What you are asked to do:
Everything from the line that holds "What does this" through the end of the data below should be output exactly, both ends included.

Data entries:
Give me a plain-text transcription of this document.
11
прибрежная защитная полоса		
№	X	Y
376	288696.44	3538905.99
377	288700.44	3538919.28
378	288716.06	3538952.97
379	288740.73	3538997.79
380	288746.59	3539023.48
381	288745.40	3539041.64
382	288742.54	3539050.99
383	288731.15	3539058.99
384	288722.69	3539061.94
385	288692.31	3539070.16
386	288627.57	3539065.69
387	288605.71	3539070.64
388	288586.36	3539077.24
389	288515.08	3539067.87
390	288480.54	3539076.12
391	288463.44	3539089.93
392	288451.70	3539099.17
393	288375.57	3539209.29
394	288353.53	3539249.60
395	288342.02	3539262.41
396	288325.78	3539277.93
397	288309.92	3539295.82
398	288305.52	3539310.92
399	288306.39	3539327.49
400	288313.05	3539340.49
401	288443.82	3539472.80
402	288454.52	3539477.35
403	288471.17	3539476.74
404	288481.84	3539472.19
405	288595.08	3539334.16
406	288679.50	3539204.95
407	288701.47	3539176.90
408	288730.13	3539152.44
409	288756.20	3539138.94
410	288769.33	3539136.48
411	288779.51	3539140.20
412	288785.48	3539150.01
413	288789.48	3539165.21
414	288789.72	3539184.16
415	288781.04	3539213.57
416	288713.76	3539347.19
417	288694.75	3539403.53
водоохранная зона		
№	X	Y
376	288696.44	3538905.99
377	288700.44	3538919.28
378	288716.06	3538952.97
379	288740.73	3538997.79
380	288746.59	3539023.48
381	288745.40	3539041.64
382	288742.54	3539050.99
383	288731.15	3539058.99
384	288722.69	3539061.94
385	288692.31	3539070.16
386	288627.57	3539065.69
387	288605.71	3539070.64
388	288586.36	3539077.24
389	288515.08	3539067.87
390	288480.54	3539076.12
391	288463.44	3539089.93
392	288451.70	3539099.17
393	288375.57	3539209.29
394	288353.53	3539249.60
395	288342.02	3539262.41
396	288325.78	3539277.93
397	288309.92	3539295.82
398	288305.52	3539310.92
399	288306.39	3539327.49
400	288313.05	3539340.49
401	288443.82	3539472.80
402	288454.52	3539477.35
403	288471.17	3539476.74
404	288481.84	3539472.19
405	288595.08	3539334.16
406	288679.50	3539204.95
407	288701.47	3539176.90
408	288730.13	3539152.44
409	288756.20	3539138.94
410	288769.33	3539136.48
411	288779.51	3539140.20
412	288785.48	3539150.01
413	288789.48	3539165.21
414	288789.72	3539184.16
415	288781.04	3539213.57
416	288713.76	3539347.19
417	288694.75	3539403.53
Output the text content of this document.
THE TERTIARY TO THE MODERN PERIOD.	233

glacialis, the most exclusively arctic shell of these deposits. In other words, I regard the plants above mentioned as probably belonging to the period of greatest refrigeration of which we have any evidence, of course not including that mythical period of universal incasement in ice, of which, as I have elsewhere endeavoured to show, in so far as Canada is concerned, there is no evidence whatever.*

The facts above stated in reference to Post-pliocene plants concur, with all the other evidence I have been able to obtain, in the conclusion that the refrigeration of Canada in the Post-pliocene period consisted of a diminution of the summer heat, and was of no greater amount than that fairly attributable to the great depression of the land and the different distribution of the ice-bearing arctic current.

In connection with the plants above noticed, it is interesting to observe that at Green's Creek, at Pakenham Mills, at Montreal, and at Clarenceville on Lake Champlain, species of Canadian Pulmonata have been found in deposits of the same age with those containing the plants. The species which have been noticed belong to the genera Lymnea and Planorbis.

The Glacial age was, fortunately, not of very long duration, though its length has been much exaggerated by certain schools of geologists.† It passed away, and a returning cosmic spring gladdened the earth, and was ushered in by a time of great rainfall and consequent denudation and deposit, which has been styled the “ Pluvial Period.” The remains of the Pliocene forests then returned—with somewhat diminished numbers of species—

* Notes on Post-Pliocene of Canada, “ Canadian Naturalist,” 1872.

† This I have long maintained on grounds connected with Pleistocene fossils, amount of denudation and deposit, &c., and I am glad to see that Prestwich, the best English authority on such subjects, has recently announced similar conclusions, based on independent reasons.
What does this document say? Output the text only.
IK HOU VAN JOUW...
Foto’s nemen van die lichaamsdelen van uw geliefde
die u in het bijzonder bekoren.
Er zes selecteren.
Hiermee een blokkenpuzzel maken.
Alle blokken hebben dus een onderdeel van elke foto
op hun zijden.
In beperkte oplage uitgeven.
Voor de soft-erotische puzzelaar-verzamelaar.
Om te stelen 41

Response to this exercise:
What does this document say? Output the text only.
IK HOU VAN JOUW...
Foto’s nemen van die lichaamsdelen van uw geliefde
die u in het bijzonder bekoren.
Er zes selecteren.
Hiermee een blokkenpuzzel maken.
Alle blokken hebben dus een onderdeel van elke foto
op hun zijden.
In beperkte oplage uitgeven.
Voor de soft-erotische puzzelaar-verzamelaar.
Om te stelen 41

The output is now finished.